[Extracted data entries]

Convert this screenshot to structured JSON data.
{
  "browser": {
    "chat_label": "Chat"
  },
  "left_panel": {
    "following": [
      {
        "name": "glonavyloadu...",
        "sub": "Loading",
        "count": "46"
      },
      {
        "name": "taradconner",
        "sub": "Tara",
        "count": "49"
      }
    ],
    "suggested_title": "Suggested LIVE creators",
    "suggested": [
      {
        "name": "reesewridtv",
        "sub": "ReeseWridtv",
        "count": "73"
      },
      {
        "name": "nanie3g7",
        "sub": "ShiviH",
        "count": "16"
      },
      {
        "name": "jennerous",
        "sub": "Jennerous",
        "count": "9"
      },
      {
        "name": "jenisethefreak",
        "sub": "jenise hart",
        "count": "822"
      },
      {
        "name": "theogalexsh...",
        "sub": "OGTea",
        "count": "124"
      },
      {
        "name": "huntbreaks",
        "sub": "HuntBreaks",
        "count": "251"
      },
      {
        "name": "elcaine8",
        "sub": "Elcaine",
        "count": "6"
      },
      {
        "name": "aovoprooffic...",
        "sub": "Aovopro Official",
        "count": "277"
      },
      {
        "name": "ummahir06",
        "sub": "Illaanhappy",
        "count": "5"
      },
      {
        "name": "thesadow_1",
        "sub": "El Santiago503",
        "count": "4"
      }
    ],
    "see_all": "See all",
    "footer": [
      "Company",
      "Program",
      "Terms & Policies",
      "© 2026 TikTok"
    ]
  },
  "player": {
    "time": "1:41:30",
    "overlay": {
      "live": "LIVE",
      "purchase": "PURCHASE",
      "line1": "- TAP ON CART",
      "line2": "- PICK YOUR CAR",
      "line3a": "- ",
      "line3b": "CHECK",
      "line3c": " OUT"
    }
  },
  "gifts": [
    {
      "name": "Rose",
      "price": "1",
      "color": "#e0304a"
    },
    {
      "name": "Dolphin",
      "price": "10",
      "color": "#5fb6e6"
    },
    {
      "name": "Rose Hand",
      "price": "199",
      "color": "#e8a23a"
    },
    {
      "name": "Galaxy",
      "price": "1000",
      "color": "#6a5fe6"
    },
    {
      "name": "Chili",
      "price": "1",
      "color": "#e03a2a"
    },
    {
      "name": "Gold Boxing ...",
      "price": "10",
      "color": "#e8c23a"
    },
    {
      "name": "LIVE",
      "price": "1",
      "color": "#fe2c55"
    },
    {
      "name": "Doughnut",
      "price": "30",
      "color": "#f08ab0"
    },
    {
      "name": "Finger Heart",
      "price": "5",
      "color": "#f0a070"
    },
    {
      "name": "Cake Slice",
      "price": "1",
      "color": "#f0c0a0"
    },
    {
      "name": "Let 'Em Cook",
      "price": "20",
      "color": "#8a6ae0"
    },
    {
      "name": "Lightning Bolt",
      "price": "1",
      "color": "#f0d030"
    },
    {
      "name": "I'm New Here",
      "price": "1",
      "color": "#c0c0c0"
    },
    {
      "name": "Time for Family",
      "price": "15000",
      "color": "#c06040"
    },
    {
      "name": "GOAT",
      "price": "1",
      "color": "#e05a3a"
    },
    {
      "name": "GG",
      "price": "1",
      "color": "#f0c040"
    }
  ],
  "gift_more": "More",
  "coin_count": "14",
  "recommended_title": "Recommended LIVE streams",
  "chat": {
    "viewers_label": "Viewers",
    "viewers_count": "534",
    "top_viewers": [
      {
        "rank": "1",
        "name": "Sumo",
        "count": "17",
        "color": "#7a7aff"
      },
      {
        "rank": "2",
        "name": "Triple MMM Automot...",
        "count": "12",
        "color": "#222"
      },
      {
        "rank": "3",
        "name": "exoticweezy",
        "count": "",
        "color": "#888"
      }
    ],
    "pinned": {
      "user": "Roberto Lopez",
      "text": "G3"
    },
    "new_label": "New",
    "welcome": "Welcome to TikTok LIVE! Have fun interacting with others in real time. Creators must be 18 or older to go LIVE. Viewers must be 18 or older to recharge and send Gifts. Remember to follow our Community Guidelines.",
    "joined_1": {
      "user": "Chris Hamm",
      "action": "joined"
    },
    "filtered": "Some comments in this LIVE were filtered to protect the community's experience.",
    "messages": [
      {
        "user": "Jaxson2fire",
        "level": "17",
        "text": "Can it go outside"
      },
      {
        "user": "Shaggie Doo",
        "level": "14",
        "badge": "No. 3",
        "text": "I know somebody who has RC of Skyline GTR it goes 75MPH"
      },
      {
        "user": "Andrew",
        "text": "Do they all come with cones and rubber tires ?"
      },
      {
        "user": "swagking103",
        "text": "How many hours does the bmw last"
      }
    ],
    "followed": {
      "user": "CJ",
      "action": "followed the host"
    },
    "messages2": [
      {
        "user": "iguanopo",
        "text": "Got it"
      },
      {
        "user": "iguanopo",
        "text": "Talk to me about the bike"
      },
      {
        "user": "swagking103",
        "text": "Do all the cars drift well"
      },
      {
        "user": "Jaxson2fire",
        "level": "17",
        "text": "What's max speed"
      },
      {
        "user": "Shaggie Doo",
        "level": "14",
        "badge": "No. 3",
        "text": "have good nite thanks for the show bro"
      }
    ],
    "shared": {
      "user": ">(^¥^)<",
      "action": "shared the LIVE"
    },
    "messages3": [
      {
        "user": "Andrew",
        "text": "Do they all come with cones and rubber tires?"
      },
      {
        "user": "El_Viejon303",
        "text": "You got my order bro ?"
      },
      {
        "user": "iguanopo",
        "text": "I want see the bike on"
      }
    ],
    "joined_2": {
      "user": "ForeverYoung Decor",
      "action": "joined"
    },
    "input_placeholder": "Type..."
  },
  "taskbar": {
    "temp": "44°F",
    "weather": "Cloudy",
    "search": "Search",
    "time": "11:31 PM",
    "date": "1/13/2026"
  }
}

What to produce: Type the whole listing again, unaltered.

Solution to the exercise:
Convert this screenshot to structured JSON data.
{
  "browser": {
    "chat_label": "Chat"
  },
  "left_panel": {
    "following": [
      {
        "name": "glonavyloadu...",
        "sub": "Loading",
        "count": "46"
      },
      {
        "name": "taradconner",
        "sub": "Tara",
        "count": "49"
      }
    ],
    "suggested_title": "Suggested LIVE creators",
    "suggested": [
      {
        "name": "reesewridtv",
        "sub": "ReeseWridtv",
        "count": "73"
      },
      {
        "name": "nanie3g7",
        "sub": "ShiviH",
        "count": "16"
      },
      {
        "name": "jennerous",
        "sub": "Jennerous",
        "count": "9"
      },
      {
        "name": "jenisethefreak",
        "sub": "jenise hart",
        "count": "822"
      },
      {
        "name": "theogalexsh...",
        "sub": "OGTea",
        "count": "124"
      },
      {
        "name": "huntbreaks",
        "sub": "HuntBreaks",
        "count": "251"
      },
      {
        "name": "elcaine8",
        "sub": "Elcaine",
        "count": "6"
      },
      {
        "name": "aovoprooffic...",
        "sub": "Aovopro Official",
        "count": "277"
      },
      {
        "name": "ummahir06",
        "sub": "Illaanhappy",
        "count": "5"
      },
      {
        "name": "thesadow_1",
        "sub": "El Santiago503",
        "count": "4"
      }
    ],
    "see_all": "See all",
    "footer": [
      "Company",
      "Program",
      "Terms & Policies",
      "© 2026 TikTok"
    ]
  },
  "player": {
    "time": "1:41:30",
    "overlay": {
      "live": "LIVE",
      "purchase": "PURCHASE",
      "line1": "- TAP ON CART",
      "line2": "- PICK YOUR CAR",
      "line3a": "- ",
      "line3b": "CHECK",
      "line3c": " OUT"
    }
  },
  "gifts": [
    {
      "name": "Rose",
      "price": "1",
      "color": "#e0304a"
    },
    {
      "name": "Dolphin",
      "price": "10",
      "color": "#5fb6e6"
    },
    {
      "name": "Rose Hand",
      "price": "199",
      "color": "#e8a23a"
    },
    {
      "name": "Galaxy",
      "price": "1000",
      "color": "#6a5fe6"
    },
    {
      "name": "Chili",
      "price": "1",
      "color": "#e03a2a"
    },
    {
      "name": "Gold Boxing ...",
      "price": "10",
      "color": "#e8c23a"
    },
    {
      "name": "LIVE",
      "price": "1",
      "color": "#fe2c55"
    },
    {
      "name": "Doughnut",
      "price": "30",
      "color": "#f08ab0"
    },
    {
      "name": "Finger Heart",
      "price": "5",
      "color": "#f0a070"
    },
    {
      "name": "Cake Slice",
      "price": "1",
      "color": "#f0c0a0"
    },
    {
      "name": "Let 'Em Cook",
      "price": "20",
      "color": "#8a6ae0"
    },
    {
      "name": "Lightning Bolt",
      "price": "1",
      "color": "#f0d030"
    },
    {
      "name": "I'm New Here",
      "price": "1",
      "color": "#c0c0c0"
    },
    {
      "name": "Time for Family",
      "price": "15000",
      "color": "#c06040"
    },
    {
      "name": "GOAT",
      "price": "1",
      "color": "#e05a3a"
    },
    {
      "name": "GG",
      "price": "1",
      "color": "#f0c040"
    }
  ],
  "gift_more": "More",
  "coin_count": "14",
  "recommended_title": "Recommended LIVE streams",
  "chat": {
    "viewers_label": "Viewers",
    "viewers_count": "534",
    "top_viewers": [
      {
        "rank": "1",
        "name": "Sumo",
        "count": "17",
        "color": "#7a7aff"
      },
      {
        "rank": "2",
        "name": "Triple MMM Automot...",
        "count": "12",
        "color": "#222"
      },
      {
        "rank": "3",
        "name": "exoticweezy",
        "count": "",
        "color": "#888"
      }
    ],
    "pinned": {
      "user": "Roberto Lopez",
      "text": "G3"
    },
    "new_label": "New",
    "welcome": "Welcome to TikTok LIVE! Have fun interacting with others in real time. Creators must be 18 or older to go LIVE. Viewers must be 18 or older to recharge and send Gifts. Remember to follow our Community Guidelines.",
    "joined_1": {
      "user": "Chris Hamm",
      "action": "joined"
    },
    "filtered": "Some comments in this LIVE were filtered to protect the community's experience.",
    "messages": [
      {
        "user": "Jaxson2fire",
        "level": "17",
        "text": "Can it go outside"
      },
      {
        "user": "Shaggie Doo",
        "level": "14",
        "badge": "No. 3",
        "text": "I know somebody who has RC of Skyline GTR it goes 75MPH"
      },
      {
        "user": "Andrew",
        "text": "Do they all come with cones and rubber tires ?"
      },
      {
        "user": "swagking103",
        "text": "How many hours does the bmw last"
      }
    ],
    "followed": {
      "user": "CJ",
      "action": "followed the host"
    },
    "messages2": [
      {
        "user": "iguanopo",
        "text": "Got it"
      },
      {
        "user": "iguanopo",
        "text": "Talk to me about the bike"
      },
      {
        "user": "swagking103",
        "text": "Do all the cars drift well"
      },
      {
        "user": "Jaxson2fire",
        "level": "17",
        "text": "What's max speed"
      },
      {
        "user": "Shaggie Doo",
        "level": "14",
        "badge": "No. 3",
        "text": "have good nite thanks for the show bro"
      }
    ],
    "shared": {
      "user": ">(^¥^)<",
      "action": "shared the LIVE"
    },
    "messages3": [
      {
        "user": "Andrew",
        "text": "Do they all come with cones and rubber tires?"
      },
      {
        "user": "El_Viejon303",
        "text": "You got my order bro ?"
      },
      {
        "user": "iguanopo",
        "text": "I want see the bike on"
      }
    ],
    "joined_2": {
      "user": "ForeverYoung Decor",
      "action": "joined"
    },
    "input_placeholder": "Type..."
  },
  "taskbar": {
    "temp": "44°F",
    "weather": "Cloudy",
    "search": "Search",
    "time": "11:31 PM",
    "date": "1/13/2026"
  }
}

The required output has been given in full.